What follows is a set of records; repeat all of them exactly.

_ _ _ _ _

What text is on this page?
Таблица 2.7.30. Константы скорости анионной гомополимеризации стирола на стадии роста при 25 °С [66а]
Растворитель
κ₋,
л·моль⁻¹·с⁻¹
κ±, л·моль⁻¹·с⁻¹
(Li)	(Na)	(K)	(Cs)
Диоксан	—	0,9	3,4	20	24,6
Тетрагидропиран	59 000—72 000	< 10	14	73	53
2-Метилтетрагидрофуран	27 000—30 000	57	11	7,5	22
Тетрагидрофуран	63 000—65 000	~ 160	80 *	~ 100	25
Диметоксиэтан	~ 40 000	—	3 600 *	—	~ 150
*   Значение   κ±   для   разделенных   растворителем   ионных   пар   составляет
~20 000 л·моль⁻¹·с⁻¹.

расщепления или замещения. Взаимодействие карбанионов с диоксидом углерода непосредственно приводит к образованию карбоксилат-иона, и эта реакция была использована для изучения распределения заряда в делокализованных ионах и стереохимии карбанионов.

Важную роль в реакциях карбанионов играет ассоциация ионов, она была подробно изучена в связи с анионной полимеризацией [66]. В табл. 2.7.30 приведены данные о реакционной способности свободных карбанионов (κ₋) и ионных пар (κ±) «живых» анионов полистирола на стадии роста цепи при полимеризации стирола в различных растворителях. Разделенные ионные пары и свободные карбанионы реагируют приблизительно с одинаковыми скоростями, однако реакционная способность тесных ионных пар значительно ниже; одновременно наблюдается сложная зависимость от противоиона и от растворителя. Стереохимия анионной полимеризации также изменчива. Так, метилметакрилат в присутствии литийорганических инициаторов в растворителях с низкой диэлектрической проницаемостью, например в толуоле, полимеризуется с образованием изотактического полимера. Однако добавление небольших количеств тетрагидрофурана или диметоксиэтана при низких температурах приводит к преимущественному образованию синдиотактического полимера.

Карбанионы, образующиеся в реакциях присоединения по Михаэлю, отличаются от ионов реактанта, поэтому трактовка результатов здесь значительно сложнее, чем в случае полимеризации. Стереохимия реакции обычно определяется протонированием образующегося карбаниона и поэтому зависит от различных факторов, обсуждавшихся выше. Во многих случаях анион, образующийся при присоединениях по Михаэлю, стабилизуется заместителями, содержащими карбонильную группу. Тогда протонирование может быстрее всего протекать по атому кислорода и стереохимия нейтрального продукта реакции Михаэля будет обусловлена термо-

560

_ _ _ _ _

*SOLUTION TO THIS TASK*
What text is on this page?
Таблица 2.7.30. Константы скорости анионной гомополимеризации стирола на стадии роста при 25 °С [66а]
Растворитель
κ₋,
л·моль⁻¹·с⁻¹
κ±, л·моль⁻¹·с⁻¹
(Li)	(Na)	(K)	(Cs)
Диоксан	—	0,9	3,4	20	24,6
Тетрагидропиран	59 000—72 000	< 10	14	73	53
2-Метилтетрагидрофуран	27 000—30 000	57	11	7,5	22
Тетрагидрофуран	63 000—65 000	~ 160	80 *	~ 100	25
Диметоксиэтан	~ 40 000	—	3 600 *	—	~ 150
*   Значение   κ±   для   разделенных   растворителем   ионных   пар   составляет
~20 000 л·моль⁻¹·с⁻¹.

расщепления или замещения. Взаимодействие карбанионов с диоксидом углерода непосредственно приводит к образованию карбоксилат-иона, и эта реакция была использована для изучения распределения заряда в делокализованных ионах и стереохимии карбанионов.

Важную роль в реакциях карбанионов играет ассоциация ионов, она была подробно изучена в связи с анионной полимеризацией [66]. В табл. 2.7.30 приведены данные о реакционной способности свободных карбанионов (κ₋) и ионных пар (κ±) «живых» анионов полистирола на стадии роста цепи при полимеризации стирола в различных растворителях. Разделенные ионные пары и свободные карбанионы реагируют приблизительно с одинаковыми скоростями, однако реакционная способность тесных ионных пар значительно ниже; одновременно наблюдается сложная зависимость от противоиона и от растворителя. Стереохимия анионной полимеризации также изменчива. Так, метилметакрилат в присутствии литийорганических инициаторов в растворителях с низкой диэлектрической проницаемостью, например в толуоле, полимеризуется с образованием изотактического полимера. Однако добавление небольших количеств тетрагидрофурана или диметоксиэтана при низких температурах приводит к преимущественному образованию синдиотактического полимера.

Карбанионы, образующиеся в реакциях присоединения по Михаэлю, отличаются от ионов реактанта, поэтому трактовка результатов здесь значительно сложнее, чем в случае полимеризации. Стереохимия реакции обычно определяется протонированием образующегося карбаниона и поэтому зависит от различных факторов, обсуждавшихся выше. Во многих случаях анион, образующийся при присоединениях по Михаэлю, стабилизуется заместителями, содержащими карбонильную группу. Тогда протонирование может быстрее всего протекать по атому кислорода и стереохимия нейтрального продукта реакции Михаэля будет обусловлена термо-

560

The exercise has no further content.